* THE REQUEST *
Search the data for the word "يهابون" and copy every line where it occurs.

(Rows from a dataset)
+===+

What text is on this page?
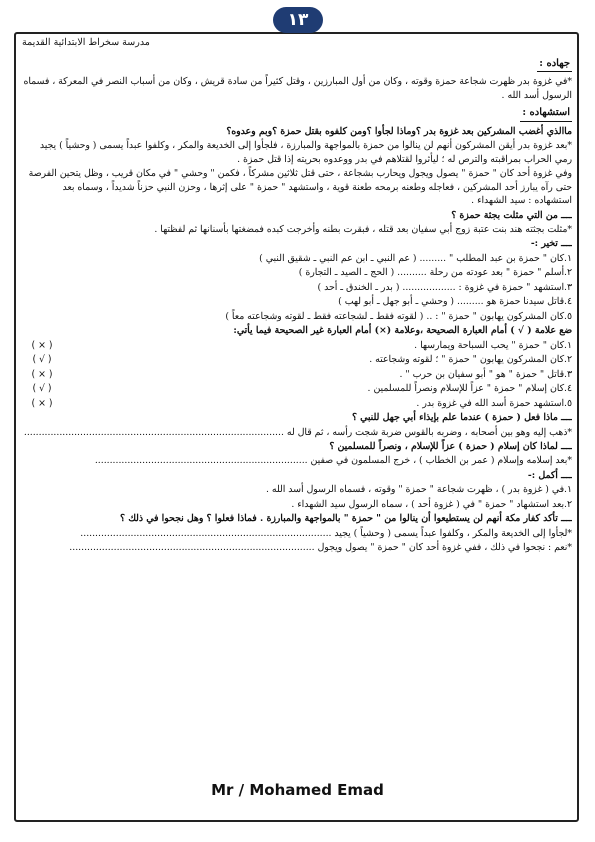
١٣
مدرسة سخراط الابتدائية القديمة
جهاده :

*في غزوة بدر ظهرت شجاعة حمزة وقوته ، وكان من أول المبارزين ، وقتل كثيراً من سادة قريش ، وكان من أسباب النصر في المعركة ، فسماه الرسول أسد الله .

استشهاده :

ماالذي أغضب المشركين بعد غزوة بدر ؟وماذا لجأوا ؟ومن كلفوه بقتل حمزة ؟وبم وعدوه؟

*بعد غزوة بدر أيقن المشركون أنهم لن ينالوا من حمزة بالمواجهة والمبارزة ، فلجأوا إلى الخديعة والمكر ، وكلفوا عبداً يسمى ( وحشياً ) يجيد رمي الحراب بمراقبته والترص له ؛ ليأثروا لقتلاهم في بدر ووعدوه بحريته إذا قتل حمزة .

وفي غزوة أحد كان " حمزة " يصول ويجول ويحارب بشجاعة ، حتى قتل ثلاثين مشركاً ، فكمن " وحشي " في مكان قريب ، وظل يتحين الفرصة حتى رآه يبارز أحد المشركين ، فعاجله وطعنه برمحه طعنة قوية ، واستشهد " حمزة " على إثرها ، وحزن النبي حزناً شديداً ، وسماه بعد استشهاده : سيد الشهداء .

ــــ من التي مثلت بجثة حمزة ؟

*مثلت بجثته هند بنت عتبة زوج أبي سفيان بعد قتله ، فبقرت بطنه وأخرجت كبده فمضغتها بأسنانها ثم لفظتها .

ــــ تخير :-

١.كان " حمزة بن عبد المطلب " ......... ( عم النبي ـ ابن عم النبي ـ شقيق النبي )
٢.أسلم " حمزة " بعد عودته من رحلة .......... ( الحج ـ الصيد ـ التجارة )
٣.استشهد " حمزة في غزوة : .................. ( بدر ـ الخندق ـ أحد )
٤.قاتل سيدنا حمزة هو ......... ( وحشي ـ أبو جهل ـ أبو لهب )
٥.كان المشركون يهابون " حمزة " : .. ( لقوته فقط ـ لشجاعته فقط ـ لقوته وشجاعته معاً )

ضع علامة ( √ ) أمام العبارة الصحيحة ،وعلامة (×) أمام العبارة غير الصحيحة فيما يأتي:

١.كان " حمزة " يحب السباحة ويمارسها .
( × )
٢.كان المشركون يهابون " حمزة " ؛ لقوته وشجاعته .
( √ )
٣.قاتل " حمزة " هو " أبو سفيان بن حرب " .
( × )
٤.كان إسلام " حمزة " عزاً للإسلام ونصراً للمسلمين .
( √ )
٥.استشهد حمزة أسد الله في غزوة بدر .
( × )

ــــ ماذا فعل ( حمزة ) عندما علم بإيذاء أبي جهل للنبي ؟

*ذهب إليه وهو بين أصحابه ، وضربه بالقوس ضربة شجت رأسه ، ثم قال له ........................................................................................

ــــ لماذا كان إسلام ( حمزة ) عزاً للإسلام ، ونصراً للمسلمين ؟

*بعد إسلامه وإسلام ( عمر بن الخطاب ) ، خرج المسلمون في صفين ........................................................................

ــــ أكمل :-

١.في ( غزوة بدر ) ، ظهرت شجاعة " حمزة " وقوته ، فسماه الرسول أسد الله .
٢.بعد استشهاد " حمزة " في ( غزوة أحد ) ، سماه الرسول سيد الشهداء .

ــــ تأكد كفار مكة أنهم لن يستطيعوا أن ينالوا من " حمزة " بالمواجهة والمبارزة . فماذا فعلوا ؟ وهل نجحوا في ذلك ؟

*لجأوا إلى الخديعة والمكر ، وكلفوا عبداً يسمى ( وحشياً ) يجيد .....................................................................................

*نعم : نجحوا في ذلك ، ففي غزوة أحد كان " حمزة " يصول ويجول ...................................................................................

Mr / Mohamed Emad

+===+

* RESPONSE TO THE EXERCISE *
٥.كان المشركون يهابون " حمزة " : .. ( لقوته فقط ـ لشجاعته فقط ـ لقوته وشجاعته معاً )
٢.كان المشركون يهابون " حمزة " ؛ لقوته وشجاعته .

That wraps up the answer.